China has launched a new-generation satellite to support its global navigation and positioning network designed to rival the U.S.-operated GPS.
Launched from Xichang Satellite Launch Center in the southwestern province of Sichuan, the satellite is the 20th satellite for the BeiDou Navigation Satellite System (BDS), and puts China another step closer to providing a global alternative to GPS.
For the first time the satellite features a hydrogen atomic clock, reports Xinhua.
The first BeiDou satellite was launched in 2000 as part of a program to provide positioning, navigation, timing and short message services in China and other Asian countries.
The BeiDou system became operational in China in December 2011, with 16 satellites in use, and began offering services to customers in the Asia-Pacific region in December 2012. China plans to expand the BeiDou services to most of the countries covered in its "Belt and Road" initiative by 2018 and to offer global coverage by 2020.
China has reportedly already installed the navigation system on more than 50,000 Chinese fishing boats and in November 2014 the Maritime Safety Committee of the IMO formally included BeiDou in its listing of satellite navigation systems approved for use at sea.
In May this year, China and Russia signed a “China’s BeiDou system and Russian Glonass system Compatibility and Interoperability Cooperation Joint Statement” to promote the common development of the two systems.
Other systems, operational globally, include the European Union’s Galileo system which is expected to be in full service by 2020, the Indian Regional Navigational Satellite System (IRNSS) and the Japanese Quasi-Zenith Satellite System.
Tracking Civil Ships
China also launched three cube satellites (CubeSats) late last month designed to help track civil aircraft and ships in real time.
The satellites have polar observation cameras and automatic identification system (AIS) receivers to capture information from ships, and automatic dependent surveillance-broadcast receivers for messages sent from civil aircraft, reports China Daily.

======

▶ [PROBLEM SET]:
• A. Name every satellite navigation system mentioned in the news piece about China's BeiDou satellite launch.
• B. According to the BeiDou news piece, when did the BeiDou system become operational in China?
• C. Give a continuation of the news piece about China's satellite launches, starting after its final sentence.

======

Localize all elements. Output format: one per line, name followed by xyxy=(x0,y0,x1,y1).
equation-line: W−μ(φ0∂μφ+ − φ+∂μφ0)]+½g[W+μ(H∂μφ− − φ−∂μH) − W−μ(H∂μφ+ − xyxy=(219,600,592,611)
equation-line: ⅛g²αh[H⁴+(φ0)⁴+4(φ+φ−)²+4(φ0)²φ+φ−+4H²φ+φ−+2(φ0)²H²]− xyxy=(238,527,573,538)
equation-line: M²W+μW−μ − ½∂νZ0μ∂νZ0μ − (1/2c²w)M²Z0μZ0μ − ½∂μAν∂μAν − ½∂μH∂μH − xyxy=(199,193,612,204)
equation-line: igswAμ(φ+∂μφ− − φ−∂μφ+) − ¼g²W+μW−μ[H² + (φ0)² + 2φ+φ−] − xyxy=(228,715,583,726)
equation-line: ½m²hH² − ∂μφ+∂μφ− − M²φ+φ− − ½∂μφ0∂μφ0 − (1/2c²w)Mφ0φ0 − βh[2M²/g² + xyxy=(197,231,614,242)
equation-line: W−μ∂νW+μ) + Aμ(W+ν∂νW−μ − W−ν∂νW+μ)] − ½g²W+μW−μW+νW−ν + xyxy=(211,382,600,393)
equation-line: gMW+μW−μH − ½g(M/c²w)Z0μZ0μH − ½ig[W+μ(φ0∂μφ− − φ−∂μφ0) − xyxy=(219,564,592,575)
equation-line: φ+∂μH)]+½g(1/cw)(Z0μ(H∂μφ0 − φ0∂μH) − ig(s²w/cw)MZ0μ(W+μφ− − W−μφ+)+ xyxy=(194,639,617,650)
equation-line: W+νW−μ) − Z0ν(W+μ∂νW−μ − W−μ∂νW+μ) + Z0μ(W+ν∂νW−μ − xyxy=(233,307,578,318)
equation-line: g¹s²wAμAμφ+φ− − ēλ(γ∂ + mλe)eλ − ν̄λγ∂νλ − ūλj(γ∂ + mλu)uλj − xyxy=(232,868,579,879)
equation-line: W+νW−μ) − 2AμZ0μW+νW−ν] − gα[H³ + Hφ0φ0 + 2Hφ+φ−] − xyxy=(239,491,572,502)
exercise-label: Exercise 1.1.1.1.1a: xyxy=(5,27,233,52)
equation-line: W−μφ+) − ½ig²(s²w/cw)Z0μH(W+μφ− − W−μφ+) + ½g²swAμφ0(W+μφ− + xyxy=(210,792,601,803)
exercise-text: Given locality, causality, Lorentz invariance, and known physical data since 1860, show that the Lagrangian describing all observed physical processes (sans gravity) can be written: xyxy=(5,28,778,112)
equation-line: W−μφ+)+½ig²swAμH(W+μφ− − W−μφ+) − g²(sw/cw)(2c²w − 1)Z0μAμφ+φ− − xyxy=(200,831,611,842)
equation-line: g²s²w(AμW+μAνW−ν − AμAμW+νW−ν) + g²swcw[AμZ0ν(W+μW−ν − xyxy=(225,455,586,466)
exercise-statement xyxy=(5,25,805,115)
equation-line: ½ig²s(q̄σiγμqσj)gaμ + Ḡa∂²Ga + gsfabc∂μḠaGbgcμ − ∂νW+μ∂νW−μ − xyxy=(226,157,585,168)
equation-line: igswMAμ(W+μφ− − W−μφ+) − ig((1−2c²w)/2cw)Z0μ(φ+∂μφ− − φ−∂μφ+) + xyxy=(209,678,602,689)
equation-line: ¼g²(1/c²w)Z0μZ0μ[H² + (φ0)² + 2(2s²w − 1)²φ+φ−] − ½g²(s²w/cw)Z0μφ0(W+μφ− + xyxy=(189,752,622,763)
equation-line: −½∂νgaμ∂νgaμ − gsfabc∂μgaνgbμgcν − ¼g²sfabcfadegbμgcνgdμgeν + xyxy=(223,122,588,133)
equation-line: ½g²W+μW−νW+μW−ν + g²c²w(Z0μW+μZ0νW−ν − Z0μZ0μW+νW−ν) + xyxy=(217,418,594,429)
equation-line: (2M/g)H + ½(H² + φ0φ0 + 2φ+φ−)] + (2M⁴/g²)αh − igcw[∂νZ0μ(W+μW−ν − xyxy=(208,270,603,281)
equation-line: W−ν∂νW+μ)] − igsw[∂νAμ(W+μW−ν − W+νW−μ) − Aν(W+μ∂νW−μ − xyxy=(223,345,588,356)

======

▶ [ANSWERS TO THE PROBLEMS]:
• A. GPS, BeiDou Navigation Satellite System (BDS), Glonass, Galileo, Indian Regional Navigational Satellite System (IRNSS), Japanese Quasi-Zenith Satellite System

• B. December 2011

• C.
The satellites are part of the nation’s STU-2 program, and they are expect to provide data that willl help avoid tragedies such as the missing Malaysia Airlines Flight MH370.
The CubeSats can also be used to provide information support for China’s icebreaker Xuelong (Snow Dragon).
Like a Rubik’s cube, the CubeSats are composed of smaller cubic units. They weight just 6.8 kilograms (15 pounds).
The STU-2 program is the first of its kind in China.
China has also just launched a group of four satellites to be used for commercial remote-sensing services. The “Jilin-1” satellites, launched from the Jiuquan Satellite Launch Center in Northwest China’s Gansu province, include one optical remote-sensing satellite, two satellites for video imaging and another for imaging technique testing.
All four satellites were developed and produced by Chang Guang Satellite Technology Co Ltd. The company will also take charge of commercial operations of the satellites to provide remote-sensing data to be used for the monitoring, development and surveying of resources as well as mapping and disaster prevention for domestic and overseas clients.
Jilin, one of the country's oldest industrial bases, is developing its satellite industry as one of the nation’s new economic pushes.